Copy out all lines with the word "symbol" in them.

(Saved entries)
((
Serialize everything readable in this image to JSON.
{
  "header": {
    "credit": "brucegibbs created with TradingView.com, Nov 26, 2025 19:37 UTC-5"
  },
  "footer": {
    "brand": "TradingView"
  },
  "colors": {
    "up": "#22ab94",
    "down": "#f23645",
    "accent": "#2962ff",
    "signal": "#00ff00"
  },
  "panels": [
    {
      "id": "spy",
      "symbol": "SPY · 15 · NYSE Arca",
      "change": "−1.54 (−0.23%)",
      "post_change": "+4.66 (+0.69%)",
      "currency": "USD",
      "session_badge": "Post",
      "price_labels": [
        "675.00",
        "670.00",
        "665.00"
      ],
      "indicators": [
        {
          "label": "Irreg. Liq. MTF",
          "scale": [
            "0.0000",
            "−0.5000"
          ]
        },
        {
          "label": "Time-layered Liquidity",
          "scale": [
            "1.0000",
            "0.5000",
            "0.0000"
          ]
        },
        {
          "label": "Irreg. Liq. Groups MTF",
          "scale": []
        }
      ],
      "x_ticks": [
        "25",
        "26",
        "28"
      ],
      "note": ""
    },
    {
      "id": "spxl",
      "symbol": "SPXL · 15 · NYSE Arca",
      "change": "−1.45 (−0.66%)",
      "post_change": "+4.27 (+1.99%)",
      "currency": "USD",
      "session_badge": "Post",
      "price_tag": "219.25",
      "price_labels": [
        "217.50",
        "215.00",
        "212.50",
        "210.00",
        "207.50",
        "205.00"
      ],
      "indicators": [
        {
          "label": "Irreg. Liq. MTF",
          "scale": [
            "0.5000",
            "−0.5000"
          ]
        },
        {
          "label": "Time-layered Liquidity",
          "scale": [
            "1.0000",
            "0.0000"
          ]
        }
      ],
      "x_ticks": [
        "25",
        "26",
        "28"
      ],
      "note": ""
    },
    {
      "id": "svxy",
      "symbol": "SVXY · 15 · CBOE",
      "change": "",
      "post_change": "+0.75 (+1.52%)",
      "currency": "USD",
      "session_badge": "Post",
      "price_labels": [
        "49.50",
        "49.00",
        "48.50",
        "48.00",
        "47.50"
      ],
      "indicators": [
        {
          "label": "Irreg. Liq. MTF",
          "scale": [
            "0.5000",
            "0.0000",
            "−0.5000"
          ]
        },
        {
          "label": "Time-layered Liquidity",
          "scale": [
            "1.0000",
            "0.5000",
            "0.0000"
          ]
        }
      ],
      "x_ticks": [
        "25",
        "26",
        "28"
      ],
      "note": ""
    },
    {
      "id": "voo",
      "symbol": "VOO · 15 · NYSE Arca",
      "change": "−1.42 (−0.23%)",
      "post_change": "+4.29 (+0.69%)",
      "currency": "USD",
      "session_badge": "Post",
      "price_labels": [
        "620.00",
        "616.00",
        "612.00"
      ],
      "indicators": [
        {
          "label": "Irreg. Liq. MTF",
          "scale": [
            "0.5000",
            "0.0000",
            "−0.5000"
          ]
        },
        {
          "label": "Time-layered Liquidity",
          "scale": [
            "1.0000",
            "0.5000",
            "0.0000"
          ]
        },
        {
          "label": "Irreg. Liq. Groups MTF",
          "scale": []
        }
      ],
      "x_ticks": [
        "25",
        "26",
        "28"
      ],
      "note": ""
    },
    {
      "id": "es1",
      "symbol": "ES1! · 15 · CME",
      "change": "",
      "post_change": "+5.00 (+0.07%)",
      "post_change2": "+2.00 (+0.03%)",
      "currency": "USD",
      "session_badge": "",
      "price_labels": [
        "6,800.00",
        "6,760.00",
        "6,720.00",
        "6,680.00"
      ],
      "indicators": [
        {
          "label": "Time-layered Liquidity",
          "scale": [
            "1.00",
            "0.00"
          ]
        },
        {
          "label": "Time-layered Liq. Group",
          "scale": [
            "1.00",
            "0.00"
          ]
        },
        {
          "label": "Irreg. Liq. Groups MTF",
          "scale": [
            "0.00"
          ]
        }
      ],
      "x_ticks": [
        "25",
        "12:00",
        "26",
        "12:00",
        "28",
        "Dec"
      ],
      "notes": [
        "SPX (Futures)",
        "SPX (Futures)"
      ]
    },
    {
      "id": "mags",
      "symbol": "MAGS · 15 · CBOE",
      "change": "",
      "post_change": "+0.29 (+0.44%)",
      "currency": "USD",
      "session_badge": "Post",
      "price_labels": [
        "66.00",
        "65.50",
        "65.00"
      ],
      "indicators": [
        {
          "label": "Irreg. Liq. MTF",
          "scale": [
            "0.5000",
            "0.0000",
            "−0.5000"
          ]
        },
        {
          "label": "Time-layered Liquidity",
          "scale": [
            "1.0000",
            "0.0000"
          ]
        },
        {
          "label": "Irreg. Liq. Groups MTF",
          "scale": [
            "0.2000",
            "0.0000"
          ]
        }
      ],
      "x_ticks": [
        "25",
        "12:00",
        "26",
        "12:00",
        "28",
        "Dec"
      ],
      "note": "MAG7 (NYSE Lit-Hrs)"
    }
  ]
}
))
## Output of the exercise
      "symbol": "SPY · 15 · NYSE Arca",
      "symbol": "SPXL · 15 · NYSE Arca",
      "symbol": "SVXY · 15 · CBOE",
      "symbol": "VOO · 15 · NYSE Arca",
      "symbol": "ES1! · 15 · CME",
      "symbol": "MAGS · 15 · CBOE",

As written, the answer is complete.